**TASK OBJECTIVE**
Gather the lines that hold the string "spodnji".

Items from a figure collection
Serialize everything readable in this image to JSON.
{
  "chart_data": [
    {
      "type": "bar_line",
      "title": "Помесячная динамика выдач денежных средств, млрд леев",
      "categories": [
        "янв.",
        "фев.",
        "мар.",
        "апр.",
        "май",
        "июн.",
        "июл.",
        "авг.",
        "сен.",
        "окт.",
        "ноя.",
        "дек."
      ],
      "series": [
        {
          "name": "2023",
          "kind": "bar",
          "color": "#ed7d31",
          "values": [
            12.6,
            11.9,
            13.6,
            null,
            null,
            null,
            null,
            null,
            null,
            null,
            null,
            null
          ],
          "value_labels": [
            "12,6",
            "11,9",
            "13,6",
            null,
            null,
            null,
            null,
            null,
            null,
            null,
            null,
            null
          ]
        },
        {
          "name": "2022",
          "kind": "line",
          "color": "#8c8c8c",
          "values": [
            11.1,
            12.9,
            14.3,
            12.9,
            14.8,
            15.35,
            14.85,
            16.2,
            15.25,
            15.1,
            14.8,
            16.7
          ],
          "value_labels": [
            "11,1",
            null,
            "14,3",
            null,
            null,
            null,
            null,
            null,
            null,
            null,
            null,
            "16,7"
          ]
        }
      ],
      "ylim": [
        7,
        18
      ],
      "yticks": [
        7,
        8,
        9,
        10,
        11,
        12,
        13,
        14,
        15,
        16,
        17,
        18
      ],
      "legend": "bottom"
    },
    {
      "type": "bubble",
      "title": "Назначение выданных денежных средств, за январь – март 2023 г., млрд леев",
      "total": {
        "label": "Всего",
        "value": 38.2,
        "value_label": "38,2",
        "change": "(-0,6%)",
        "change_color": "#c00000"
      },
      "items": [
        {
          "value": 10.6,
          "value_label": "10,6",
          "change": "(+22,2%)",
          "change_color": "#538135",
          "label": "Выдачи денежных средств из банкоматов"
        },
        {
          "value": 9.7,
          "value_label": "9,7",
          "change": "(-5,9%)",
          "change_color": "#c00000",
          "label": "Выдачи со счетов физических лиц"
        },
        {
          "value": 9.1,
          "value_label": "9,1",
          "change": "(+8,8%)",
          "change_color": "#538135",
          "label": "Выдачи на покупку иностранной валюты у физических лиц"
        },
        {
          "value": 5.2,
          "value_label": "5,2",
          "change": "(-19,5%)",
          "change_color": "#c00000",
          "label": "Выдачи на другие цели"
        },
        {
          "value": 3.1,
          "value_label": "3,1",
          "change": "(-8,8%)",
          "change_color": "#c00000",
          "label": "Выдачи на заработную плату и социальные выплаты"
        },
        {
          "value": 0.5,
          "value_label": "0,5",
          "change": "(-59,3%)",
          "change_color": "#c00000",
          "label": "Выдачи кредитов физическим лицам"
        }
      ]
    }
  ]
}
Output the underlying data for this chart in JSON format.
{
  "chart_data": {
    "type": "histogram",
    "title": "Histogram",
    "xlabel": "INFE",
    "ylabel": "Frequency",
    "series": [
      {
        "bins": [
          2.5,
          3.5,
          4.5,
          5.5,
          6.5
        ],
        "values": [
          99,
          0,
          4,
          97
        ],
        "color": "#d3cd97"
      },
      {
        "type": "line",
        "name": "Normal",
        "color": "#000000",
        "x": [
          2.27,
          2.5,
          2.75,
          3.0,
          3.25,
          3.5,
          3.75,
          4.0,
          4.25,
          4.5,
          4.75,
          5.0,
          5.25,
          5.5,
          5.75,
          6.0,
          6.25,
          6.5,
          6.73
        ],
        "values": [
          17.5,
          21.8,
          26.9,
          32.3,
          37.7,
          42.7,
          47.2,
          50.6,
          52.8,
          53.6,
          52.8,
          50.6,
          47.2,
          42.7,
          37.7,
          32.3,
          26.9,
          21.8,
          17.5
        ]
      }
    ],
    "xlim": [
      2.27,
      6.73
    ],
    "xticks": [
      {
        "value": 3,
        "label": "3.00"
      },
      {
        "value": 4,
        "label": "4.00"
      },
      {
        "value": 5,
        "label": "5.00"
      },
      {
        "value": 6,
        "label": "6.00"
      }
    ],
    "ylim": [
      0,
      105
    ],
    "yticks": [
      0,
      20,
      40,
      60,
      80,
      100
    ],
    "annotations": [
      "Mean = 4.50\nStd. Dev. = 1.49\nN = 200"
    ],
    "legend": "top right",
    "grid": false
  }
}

==

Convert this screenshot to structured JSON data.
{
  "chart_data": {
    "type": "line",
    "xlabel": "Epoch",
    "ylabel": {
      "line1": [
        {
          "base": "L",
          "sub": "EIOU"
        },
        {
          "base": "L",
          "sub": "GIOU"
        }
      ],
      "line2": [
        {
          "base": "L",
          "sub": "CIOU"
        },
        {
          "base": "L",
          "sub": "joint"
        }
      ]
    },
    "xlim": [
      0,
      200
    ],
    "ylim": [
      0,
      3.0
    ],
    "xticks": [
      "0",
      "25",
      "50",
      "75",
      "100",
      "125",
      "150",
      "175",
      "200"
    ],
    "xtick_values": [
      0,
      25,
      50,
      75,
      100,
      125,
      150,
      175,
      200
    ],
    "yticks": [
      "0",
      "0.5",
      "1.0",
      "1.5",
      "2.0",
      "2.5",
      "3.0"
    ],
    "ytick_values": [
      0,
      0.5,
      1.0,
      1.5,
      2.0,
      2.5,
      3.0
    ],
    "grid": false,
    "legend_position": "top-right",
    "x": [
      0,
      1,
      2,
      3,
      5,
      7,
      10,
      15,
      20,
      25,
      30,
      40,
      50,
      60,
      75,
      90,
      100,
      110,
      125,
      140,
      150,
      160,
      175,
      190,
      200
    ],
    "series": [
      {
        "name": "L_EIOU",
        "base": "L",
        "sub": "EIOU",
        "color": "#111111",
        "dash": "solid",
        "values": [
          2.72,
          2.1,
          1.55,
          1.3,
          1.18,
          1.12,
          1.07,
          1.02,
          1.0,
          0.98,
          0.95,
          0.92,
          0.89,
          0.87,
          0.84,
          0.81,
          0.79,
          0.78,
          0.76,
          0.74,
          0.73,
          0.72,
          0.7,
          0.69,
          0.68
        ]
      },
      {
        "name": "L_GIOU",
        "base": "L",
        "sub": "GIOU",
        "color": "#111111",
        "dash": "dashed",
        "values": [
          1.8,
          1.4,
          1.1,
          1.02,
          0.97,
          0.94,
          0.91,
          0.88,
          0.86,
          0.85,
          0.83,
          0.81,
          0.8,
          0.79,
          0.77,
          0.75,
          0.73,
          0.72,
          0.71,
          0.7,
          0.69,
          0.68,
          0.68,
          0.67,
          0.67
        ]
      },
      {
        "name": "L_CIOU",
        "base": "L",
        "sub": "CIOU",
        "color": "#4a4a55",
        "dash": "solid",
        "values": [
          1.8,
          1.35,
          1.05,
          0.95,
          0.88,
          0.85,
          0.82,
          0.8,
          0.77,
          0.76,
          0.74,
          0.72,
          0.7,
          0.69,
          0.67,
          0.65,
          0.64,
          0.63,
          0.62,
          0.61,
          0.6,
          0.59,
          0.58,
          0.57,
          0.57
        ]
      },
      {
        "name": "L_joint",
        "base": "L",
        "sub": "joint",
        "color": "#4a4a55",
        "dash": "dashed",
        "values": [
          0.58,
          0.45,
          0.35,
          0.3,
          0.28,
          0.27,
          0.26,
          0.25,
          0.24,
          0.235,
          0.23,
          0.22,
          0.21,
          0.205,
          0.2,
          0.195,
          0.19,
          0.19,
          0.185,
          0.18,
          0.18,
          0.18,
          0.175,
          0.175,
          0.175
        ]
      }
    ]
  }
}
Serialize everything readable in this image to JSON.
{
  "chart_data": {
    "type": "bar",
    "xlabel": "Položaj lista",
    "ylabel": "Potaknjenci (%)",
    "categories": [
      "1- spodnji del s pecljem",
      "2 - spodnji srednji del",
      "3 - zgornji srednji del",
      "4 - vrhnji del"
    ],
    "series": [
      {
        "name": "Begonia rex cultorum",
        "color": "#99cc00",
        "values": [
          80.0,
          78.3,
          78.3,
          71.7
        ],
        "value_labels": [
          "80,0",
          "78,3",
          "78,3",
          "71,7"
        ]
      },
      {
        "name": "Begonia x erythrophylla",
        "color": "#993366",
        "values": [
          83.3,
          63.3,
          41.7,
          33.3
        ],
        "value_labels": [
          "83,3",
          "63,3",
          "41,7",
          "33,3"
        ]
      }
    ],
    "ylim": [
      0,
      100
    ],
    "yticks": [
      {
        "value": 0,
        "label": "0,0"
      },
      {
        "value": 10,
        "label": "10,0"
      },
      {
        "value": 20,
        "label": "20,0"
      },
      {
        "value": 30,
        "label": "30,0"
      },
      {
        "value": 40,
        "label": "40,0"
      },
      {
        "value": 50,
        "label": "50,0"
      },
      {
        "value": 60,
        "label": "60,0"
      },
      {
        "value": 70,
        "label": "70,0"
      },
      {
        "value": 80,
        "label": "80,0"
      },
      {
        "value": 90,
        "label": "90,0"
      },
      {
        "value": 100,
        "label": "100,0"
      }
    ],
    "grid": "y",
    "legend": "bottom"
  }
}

**RESPONSE TO THE EXERCISE**
      "1- spodnji del s pecljem",
      "2 - spodnji srednji del",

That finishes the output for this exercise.